EXERCISE BRIEF: A verbatim copy of the records is required, with all pictures left out.

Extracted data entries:
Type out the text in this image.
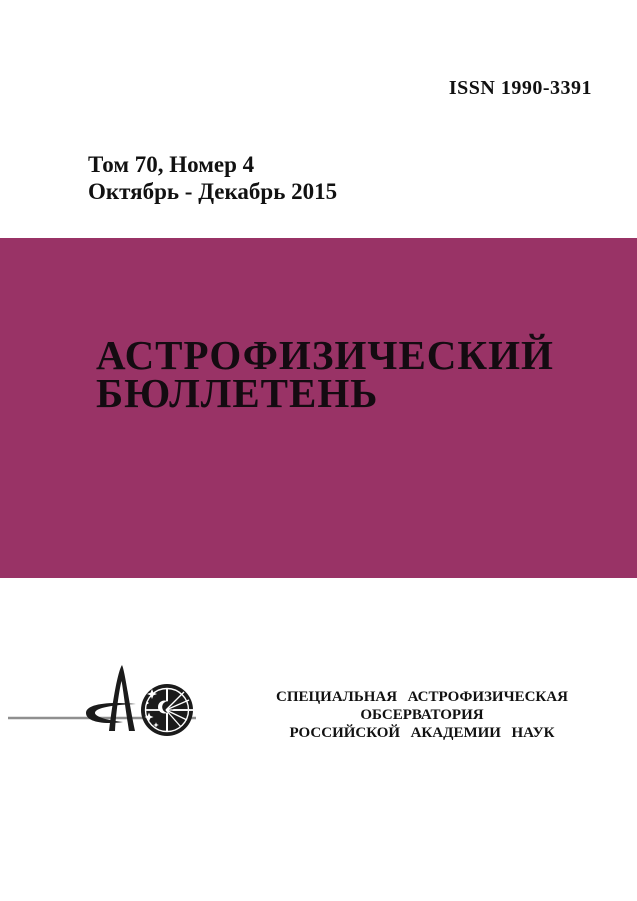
ISSN 1990-3391
Том 70, Номер 4
Октябрь - Декабрь 2015
АСТРОФИЗИЧЕСКИЙ
БЮЛЛЕТЕНЬ
СПЕЦИАЛЬНАЯ АСТРОФИЗИЧЕСКАЯ ОБСЕРВАТОРИЯ
РОССИЙСКОЙ АКАДЕМИИ НАУК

RESPONSE TO THE TASK:
Type out the text in this image.
ISSN 1990-3391
Том 70, Номер 4
Октябрь - Декабрь 2015
АСТРОФИЗИЧЕСКИЙ
БЮЛЛЕТЕНЬ
СПЕЦИАЛЬНАЯ АСТРОФИЗИЧЕСКАЯ ОБСЕРВАТОРИЯ
РОССИЙСКОЙ АКАДЕМИИ НАУК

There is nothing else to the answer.